-- Given task --
Copy each line of the records that holds the string "right".

-- Stored records --
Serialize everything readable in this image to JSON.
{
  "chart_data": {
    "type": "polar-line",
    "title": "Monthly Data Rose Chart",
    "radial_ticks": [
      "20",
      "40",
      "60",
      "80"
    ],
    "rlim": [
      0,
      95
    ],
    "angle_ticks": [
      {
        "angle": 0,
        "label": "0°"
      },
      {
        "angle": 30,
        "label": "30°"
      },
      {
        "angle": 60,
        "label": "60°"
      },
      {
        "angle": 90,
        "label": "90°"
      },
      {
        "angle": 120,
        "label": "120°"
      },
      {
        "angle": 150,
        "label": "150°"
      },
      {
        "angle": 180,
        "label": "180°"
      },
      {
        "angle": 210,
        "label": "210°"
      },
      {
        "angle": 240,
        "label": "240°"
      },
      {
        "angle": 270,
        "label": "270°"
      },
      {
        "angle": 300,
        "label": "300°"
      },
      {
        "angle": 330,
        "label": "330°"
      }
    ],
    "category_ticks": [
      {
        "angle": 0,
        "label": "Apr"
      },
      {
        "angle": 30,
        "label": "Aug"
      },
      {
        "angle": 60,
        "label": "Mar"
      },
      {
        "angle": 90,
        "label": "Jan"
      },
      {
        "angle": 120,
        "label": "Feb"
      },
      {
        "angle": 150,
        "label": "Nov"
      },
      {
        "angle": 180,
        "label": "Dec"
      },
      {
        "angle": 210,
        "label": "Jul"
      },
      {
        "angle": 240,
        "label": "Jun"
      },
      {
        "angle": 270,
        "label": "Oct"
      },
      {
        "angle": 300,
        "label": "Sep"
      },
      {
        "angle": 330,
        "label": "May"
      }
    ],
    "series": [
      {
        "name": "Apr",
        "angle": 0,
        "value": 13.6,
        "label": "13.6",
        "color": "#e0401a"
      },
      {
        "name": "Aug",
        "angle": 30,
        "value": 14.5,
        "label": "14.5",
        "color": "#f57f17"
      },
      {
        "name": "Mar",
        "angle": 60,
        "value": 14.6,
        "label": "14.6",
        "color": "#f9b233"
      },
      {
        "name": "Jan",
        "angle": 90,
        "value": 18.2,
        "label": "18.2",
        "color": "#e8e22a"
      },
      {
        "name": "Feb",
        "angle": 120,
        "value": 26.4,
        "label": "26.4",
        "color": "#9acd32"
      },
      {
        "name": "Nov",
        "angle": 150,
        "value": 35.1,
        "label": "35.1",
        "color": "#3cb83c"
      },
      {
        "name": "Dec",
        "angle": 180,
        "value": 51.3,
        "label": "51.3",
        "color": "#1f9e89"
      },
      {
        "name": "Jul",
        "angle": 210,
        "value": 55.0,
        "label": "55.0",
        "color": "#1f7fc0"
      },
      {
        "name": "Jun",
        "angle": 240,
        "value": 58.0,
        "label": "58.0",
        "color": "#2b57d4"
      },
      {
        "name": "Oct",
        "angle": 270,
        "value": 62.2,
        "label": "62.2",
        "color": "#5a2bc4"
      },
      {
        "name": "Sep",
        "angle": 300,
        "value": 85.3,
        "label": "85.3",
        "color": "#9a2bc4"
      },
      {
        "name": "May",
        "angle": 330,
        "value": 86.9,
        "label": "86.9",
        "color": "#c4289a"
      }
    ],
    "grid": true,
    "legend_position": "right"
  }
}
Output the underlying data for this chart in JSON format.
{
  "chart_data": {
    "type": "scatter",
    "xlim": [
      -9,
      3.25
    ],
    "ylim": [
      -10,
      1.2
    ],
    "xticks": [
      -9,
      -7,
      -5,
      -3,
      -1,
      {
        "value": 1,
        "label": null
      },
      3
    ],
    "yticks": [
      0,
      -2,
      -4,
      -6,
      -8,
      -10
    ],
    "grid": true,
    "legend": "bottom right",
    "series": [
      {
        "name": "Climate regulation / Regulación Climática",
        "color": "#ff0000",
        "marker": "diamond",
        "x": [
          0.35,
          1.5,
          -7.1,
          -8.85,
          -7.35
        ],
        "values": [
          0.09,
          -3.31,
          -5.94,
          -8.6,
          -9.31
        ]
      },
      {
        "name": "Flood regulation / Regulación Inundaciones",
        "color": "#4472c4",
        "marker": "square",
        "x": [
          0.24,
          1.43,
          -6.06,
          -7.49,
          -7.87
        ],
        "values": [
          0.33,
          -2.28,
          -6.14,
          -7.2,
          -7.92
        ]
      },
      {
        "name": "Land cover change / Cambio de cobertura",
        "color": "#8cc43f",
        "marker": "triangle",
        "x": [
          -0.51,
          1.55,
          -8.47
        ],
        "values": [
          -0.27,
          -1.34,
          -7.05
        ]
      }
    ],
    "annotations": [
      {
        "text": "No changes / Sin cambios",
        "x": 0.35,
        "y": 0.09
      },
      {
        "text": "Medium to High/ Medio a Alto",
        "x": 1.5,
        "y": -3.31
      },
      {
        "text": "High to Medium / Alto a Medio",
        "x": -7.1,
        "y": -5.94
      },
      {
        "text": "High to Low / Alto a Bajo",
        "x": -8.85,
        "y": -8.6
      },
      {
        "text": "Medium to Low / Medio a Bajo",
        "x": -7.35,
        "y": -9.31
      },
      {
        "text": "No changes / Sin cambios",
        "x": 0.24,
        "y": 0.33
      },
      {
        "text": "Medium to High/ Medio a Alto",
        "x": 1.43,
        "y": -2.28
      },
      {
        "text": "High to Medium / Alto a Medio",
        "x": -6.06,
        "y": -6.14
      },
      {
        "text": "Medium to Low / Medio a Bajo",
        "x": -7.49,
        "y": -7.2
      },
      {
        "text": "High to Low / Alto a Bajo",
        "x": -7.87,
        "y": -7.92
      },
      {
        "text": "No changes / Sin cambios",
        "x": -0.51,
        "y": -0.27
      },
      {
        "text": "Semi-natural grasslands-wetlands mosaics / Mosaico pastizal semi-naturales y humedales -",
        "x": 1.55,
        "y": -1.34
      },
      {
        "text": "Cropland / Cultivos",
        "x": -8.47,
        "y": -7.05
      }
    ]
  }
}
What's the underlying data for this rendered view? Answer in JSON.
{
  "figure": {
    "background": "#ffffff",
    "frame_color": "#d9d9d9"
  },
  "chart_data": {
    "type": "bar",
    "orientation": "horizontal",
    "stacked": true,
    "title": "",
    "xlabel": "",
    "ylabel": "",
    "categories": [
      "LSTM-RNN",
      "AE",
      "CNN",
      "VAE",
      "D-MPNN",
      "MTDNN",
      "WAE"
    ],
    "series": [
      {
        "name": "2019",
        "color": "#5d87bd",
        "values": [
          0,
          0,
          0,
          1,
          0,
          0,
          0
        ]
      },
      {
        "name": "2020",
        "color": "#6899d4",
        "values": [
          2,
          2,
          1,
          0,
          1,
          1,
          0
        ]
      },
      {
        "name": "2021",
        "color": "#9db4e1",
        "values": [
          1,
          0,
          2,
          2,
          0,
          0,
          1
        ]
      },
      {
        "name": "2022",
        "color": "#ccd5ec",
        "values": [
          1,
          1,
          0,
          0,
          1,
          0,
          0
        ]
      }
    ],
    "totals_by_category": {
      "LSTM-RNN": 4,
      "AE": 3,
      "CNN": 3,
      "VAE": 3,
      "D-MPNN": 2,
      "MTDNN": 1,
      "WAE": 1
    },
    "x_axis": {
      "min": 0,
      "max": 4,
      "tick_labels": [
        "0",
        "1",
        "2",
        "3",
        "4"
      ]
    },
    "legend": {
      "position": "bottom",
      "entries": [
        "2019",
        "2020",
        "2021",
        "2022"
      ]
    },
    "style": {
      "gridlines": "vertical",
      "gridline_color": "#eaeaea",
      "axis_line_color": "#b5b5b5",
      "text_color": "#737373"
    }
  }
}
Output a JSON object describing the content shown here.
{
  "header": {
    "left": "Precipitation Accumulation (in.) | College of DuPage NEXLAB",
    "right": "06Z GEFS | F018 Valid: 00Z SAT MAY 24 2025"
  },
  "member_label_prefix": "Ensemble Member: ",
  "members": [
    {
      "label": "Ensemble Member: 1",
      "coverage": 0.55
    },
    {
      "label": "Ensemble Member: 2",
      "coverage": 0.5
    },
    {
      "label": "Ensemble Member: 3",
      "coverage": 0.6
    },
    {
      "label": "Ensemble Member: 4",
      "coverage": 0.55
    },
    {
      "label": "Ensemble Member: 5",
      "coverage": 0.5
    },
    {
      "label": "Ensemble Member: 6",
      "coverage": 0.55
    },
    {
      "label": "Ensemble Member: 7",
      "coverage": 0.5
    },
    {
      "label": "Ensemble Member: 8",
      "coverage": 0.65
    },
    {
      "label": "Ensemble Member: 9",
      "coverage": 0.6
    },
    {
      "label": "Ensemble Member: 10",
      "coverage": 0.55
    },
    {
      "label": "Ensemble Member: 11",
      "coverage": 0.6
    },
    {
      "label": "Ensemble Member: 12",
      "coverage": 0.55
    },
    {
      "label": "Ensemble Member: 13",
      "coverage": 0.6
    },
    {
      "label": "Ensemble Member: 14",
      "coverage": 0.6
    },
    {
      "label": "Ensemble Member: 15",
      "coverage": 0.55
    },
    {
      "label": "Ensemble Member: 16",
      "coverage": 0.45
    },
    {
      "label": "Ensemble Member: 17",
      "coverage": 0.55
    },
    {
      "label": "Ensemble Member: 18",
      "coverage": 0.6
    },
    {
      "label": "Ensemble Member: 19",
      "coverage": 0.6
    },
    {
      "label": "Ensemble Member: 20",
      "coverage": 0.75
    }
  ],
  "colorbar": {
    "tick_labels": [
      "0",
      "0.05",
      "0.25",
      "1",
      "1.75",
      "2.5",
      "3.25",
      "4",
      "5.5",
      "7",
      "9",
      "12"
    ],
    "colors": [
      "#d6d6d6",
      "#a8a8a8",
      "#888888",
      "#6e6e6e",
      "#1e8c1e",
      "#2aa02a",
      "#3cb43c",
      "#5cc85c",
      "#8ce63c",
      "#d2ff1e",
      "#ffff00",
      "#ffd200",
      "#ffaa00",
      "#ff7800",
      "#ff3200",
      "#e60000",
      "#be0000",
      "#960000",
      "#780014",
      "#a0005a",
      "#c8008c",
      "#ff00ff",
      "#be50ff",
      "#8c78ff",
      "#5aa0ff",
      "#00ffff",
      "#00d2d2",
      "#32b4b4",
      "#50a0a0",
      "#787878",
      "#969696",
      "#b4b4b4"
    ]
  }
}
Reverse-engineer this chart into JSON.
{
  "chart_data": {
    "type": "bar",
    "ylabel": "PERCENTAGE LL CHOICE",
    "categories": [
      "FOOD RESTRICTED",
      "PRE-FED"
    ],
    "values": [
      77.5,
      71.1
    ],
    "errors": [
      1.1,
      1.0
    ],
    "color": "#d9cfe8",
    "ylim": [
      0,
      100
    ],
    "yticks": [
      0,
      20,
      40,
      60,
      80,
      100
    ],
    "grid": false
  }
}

-- Response for this exercise --
    "legend_position": "right"
    "legend": "bottom right",
    "right": "06Z GEFS | F018 Valid: 00Z SAT MAY 24 2025"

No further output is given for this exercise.